TASK DESCRIPTION: Search the data below for "name"; list each line that holds it.

-- -- --

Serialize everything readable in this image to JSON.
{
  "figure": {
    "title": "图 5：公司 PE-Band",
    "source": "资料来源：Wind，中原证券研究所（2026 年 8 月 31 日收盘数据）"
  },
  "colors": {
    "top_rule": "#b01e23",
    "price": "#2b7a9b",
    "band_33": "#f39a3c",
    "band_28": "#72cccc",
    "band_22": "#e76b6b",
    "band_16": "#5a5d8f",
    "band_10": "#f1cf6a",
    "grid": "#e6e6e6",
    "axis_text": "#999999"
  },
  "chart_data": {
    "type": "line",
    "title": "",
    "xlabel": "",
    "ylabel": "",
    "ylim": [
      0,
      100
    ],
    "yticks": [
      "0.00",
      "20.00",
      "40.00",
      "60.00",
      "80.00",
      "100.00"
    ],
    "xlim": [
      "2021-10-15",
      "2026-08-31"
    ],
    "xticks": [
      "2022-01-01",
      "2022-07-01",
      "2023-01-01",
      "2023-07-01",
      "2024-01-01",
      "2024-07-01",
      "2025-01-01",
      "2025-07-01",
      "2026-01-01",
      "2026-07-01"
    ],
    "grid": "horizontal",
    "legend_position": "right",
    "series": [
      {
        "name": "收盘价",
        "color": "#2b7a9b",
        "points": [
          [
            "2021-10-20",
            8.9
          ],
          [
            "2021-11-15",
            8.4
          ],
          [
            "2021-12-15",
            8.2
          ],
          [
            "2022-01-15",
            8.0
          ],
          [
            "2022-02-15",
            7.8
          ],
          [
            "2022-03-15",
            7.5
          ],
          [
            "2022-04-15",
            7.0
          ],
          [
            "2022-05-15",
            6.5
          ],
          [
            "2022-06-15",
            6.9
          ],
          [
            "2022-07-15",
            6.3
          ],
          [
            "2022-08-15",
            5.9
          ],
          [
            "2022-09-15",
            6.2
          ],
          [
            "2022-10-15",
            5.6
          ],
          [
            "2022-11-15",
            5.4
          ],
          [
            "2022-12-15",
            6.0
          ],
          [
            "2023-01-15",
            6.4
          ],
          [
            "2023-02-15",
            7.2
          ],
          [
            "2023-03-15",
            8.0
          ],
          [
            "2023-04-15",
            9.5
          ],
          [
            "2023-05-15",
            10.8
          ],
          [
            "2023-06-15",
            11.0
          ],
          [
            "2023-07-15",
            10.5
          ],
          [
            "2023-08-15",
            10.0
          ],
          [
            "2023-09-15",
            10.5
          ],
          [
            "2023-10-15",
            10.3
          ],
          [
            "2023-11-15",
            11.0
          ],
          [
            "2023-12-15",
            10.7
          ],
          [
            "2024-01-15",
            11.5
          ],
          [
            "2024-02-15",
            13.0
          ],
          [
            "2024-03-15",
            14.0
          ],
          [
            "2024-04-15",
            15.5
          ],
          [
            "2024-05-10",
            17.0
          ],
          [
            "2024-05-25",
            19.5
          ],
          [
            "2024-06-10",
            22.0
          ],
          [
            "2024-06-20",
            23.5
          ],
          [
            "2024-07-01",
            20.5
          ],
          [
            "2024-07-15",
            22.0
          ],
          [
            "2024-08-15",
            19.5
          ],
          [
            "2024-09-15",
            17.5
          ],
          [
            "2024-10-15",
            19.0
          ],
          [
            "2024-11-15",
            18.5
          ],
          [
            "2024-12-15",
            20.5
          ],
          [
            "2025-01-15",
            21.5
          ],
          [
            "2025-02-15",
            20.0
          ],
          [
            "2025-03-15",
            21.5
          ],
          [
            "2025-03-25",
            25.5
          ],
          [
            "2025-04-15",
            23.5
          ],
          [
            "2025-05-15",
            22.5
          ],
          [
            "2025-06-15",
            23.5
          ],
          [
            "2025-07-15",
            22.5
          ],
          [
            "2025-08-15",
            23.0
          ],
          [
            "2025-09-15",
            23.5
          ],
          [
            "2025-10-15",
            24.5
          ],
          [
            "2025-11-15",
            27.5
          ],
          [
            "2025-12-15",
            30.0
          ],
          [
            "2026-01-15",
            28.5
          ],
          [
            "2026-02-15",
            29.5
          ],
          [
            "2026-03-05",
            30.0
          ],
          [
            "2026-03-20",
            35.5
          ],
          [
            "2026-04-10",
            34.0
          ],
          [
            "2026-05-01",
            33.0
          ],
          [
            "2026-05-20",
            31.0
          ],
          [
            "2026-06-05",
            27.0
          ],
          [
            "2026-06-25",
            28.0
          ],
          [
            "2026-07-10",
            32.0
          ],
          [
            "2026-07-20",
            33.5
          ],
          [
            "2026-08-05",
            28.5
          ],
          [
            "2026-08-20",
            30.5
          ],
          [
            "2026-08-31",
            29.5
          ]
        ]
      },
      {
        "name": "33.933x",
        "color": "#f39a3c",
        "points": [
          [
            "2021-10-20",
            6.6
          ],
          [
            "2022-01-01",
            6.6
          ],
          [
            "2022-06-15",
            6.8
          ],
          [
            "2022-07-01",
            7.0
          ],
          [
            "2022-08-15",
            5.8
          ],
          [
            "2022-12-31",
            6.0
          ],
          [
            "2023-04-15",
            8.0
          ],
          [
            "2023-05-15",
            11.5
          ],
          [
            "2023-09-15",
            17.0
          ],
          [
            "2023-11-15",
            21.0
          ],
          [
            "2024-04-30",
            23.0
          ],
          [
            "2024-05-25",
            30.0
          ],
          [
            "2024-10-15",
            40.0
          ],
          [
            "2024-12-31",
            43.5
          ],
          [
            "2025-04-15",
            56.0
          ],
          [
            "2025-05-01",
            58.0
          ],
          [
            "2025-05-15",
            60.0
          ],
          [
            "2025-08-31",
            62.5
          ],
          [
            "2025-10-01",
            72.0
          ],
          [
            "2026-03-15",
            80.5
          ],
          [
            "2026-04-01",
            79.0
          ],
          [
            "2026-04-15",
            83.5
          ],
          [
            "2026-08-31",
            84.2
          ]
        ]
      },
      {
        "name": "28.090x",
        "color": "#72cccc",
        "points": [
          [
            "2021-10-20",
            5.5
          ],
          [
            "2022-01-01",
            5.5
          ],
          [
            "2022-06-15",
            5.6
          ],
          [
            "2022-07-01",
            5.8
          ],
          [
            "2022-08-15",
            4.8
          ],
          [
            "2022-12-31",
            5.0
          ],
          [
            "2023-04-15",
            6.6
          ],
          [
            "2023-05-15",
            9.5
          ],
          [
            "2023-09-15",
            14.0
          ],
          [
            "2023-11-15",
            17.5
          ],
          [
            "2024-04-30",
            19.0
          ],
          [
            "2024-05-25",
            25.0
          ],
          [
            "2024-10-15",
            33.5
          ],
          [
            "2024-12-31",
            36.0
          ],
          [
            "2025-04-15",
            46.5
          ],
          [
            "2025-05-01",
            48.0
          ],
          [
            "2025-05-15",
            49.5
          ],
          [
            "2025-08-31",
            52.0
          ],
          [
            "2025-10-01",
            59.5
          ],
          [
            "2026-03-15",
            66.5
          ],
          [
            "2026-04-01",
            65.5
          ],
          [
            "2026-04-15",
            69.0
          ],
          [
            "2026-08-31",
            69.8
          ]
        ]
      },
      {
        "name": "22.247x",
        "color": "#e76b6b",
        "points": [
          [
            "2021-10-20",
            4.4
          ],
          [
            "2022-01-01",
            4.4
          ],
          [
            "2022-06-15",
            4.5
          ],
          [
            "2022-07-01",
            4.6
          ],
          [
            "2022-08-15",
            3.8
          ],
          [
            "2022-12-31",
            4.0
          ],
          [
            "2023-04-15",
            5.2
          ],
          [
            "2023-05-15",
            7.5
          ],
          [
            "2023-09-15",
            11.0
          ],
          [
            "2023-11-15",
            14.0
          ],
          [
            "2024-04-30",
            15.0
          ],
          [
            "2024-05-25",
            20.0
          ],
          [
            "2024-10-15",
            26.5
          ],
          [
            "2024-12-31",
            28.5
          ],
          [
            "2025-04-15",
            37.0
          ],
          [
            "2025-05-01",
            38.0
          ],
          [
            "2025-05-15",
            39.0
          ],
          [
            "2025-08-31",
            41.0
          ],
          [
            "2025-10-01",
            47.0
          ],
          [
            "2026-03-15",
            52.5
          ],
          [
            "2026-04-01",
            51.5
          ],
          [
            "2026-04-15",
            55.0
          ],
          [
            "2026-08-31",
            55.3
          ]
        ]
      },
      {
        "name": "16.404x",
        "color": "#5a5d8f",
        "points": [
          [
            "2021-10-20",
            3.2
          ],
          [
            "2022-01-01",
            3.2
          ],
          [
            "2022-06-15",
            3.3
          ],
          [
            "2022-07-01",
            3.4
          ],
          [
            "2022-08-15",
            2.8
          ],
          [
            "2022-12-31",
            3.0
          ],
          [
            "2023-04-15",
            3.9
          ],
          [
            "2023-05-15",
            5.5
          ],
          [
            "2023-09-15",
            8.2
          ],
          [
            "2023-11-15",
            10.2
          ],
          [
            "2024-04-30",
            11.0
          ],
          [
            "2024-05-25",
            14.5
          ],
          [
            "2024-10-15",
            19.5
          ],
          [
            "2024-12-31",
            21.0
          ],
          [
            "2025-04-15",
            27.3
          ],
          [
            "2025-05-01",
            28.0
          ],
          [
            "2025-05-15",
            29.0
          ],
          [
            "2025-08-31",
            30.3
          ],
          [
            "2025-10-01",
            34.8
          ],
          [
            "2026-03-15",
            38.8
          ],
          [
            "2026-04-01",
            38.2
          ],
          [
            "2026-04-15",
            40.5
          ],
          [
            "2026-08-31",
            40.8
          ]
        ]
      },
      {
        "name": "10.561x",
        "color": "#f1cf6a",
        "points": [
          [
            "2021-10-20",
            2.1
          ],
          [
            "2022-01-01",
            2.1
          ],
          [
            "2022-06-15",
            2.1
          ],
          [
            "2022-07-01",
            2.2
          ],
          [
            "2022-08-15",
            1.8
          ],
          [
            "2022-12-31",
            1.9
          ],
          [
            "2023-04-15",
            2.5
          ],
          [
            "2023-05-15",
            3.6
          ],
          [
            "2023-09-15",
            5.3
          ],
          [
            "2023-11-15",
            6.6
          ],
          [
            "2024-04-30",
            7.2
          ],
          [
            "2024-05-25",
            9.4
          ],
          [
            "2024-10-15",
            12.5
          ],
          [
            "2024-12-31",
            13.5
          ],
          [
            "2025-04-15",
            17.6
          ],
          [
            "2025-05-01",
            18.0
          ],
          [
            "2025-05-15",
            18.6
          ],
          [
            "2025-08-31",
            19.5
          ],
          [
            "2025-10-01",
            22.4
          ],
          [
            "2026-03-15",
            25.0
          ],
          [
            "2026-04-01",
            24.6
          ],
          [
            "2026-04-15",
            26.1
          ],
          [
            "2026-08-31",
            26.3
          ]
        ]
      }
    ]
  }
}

-- -- --

ANSWER TO THIS TASK:
        "name": "收盘价",
        "name": "33.933x",
        "name": "28.090x",
        "name": "22.247x",
        "name": "16.404x",
        "name": "10.561x",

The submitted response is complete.